INSTRUCTIONS FOR THE TASK:
Every record must be transcribed in its entirety, apart from the images, which are to be omitted.

Dataset items:
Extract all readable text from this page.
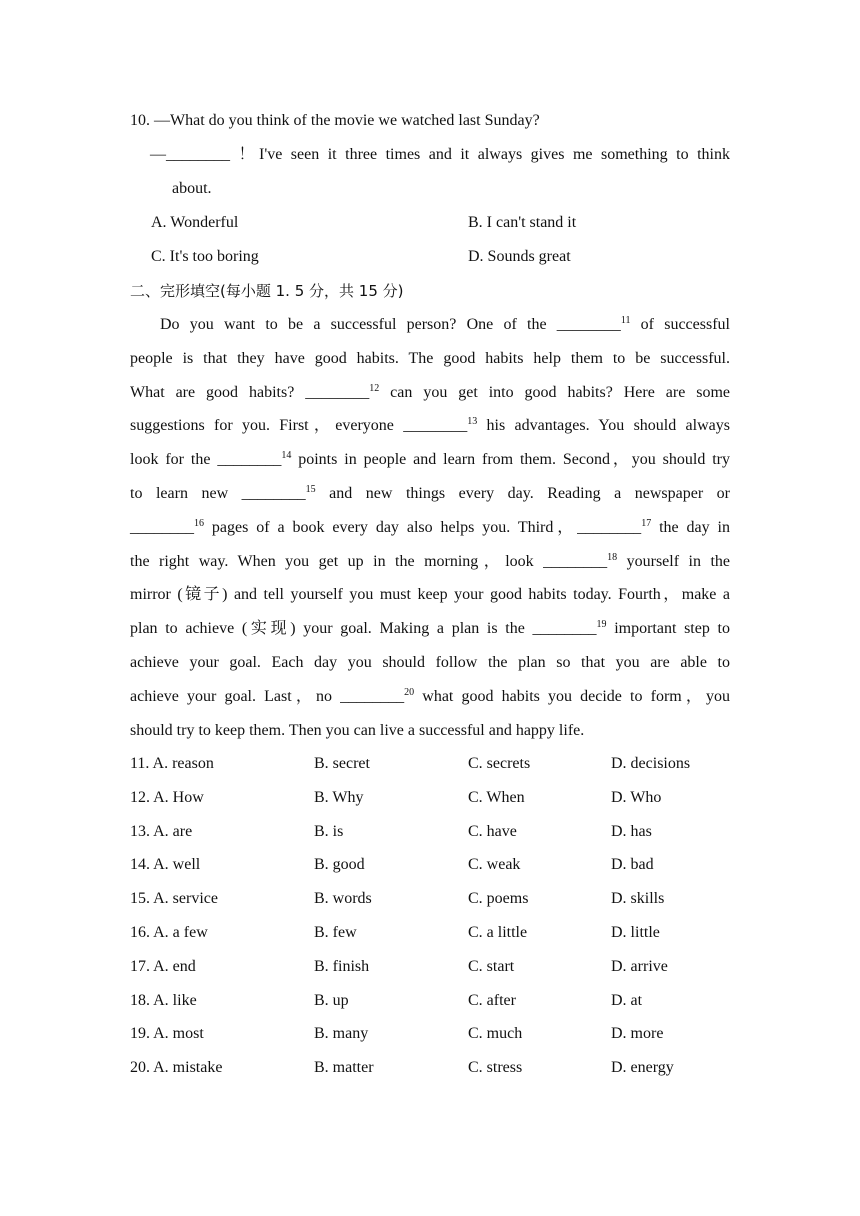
10. —What do you think of the movie we watched last Sunday?
—________ ！I've seen it three times and it always gives me something to think
about.
A. Wonderful	B. I can't stand it
C. It's too boring	D. Sounds great
二、完形填空(每小题 1. 5 分，共 15 分)
Do you want to be a successful person? One of the ________$^{11}$ of successful
people is that they have good habits. The good habits help them to be successful.
What are good habits? ________$^{12}$ can you get into good habits? Here are some
suggestions for you. First，everyone ________$^{13}$ his advantages. You should always
look for the ________$^{14}$ points in people and learn from them. Second，you should try
to learn new ________$^{15}$ and new things every day. Reading a newspaper or
________$^{16}$ pages of a book every day also helps you. Third，________$^{17}$ the day in
the right way. When you get up in the morning，look ________$^{18}$ yourself in the
mirror (镜子) and tell yourself you must keep your good habits today. Fourth，make a
plan to achieve (实现) your goal. Making a plan is the ________$^{19}$ important step to
achieve your goal. Each day you should follow the plan so that you are able to
achieve your goal. Last，no ________$^{20}$ what good habits you decide to form，you
should try to keep them. Then you can live a successful and happy life.
11. A. reason	B. secret	C. secrets	D. decisions
12. A. How	B. Why	C. When	D. Who
13. A. are	B. is	C. have	D. has
14. A. well	B. good	C. weak	D. bad
15. A. service	B. words	C. poems	D. skills
16. A. a few	B. few	C. a little	D. little
17. A. end	B. finish	C. start	D. arrive
18. A. like	B. up	C. after	D. at
19. A. most	B. many	C. much	D. more
20. A. mistake	B. matter	C. stress	D. energy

TASK SOLUTION:
Extract all readable text from this page.
10. —What do you think of the movie we watched last Sunday?
—________ ！I've seen it three times and it always gives me something to think
about.
A. Wonderful	B. I can't stand it
C. It's too boring	D. Sounds great
二、完形填空(每小题 1. 5 分，共 15 分)
Do you want to be a successful person? One of the ________$^{11}$ of successful
people is that they have good habits. The good habits help them to be successful.
What are good habits? ________$^{12}$ can you get into good habits? Here are some
suggestions for you. First，everyone ________$^{13}$ his advantages. You should always
look for the ________$^{14}$ points in people and learn from them. Second，you should try
to learn new ________$^{15}$ and new things every day. Reading a newspaper or
________$^{16}$ pages of a book every day also helps you. Third，________$^{17}$ the day in
the right way. When you get up in the morning，look ________$^{18}$ yourself in the
mirror (镜子) and tell yourself you must keep your good habits today. Fourth，make a
plan to achieve (实现) your goal. Making a plan is the ________$^{19}$ important step to
achieve your goal. Each day you should follow the plan so that you are able to
achieve your goal. Last，no ________$^{20}$ what good habits you decide to form，you
should try to keep them. Then you can live a successful and happy life.
11. A. reason	B. secret	C. secrets	D. decisions
12. A. How	B. Why	C. When	D. Who
13. A. are	B. is	C. have	D. has
14. A. well	B. good	C. weak	D. bad
15. A. service	B. words	C. poems	D. skills
16. A. a few	B. few	C. a little	D. little
17. A. end	B. finish	C. start	D. arrive
18. A. like	B. up	C. after	D. at
19. A. most	B. many	C. much	D. more
20. A. mistake	B. matter	C. stress	D. energy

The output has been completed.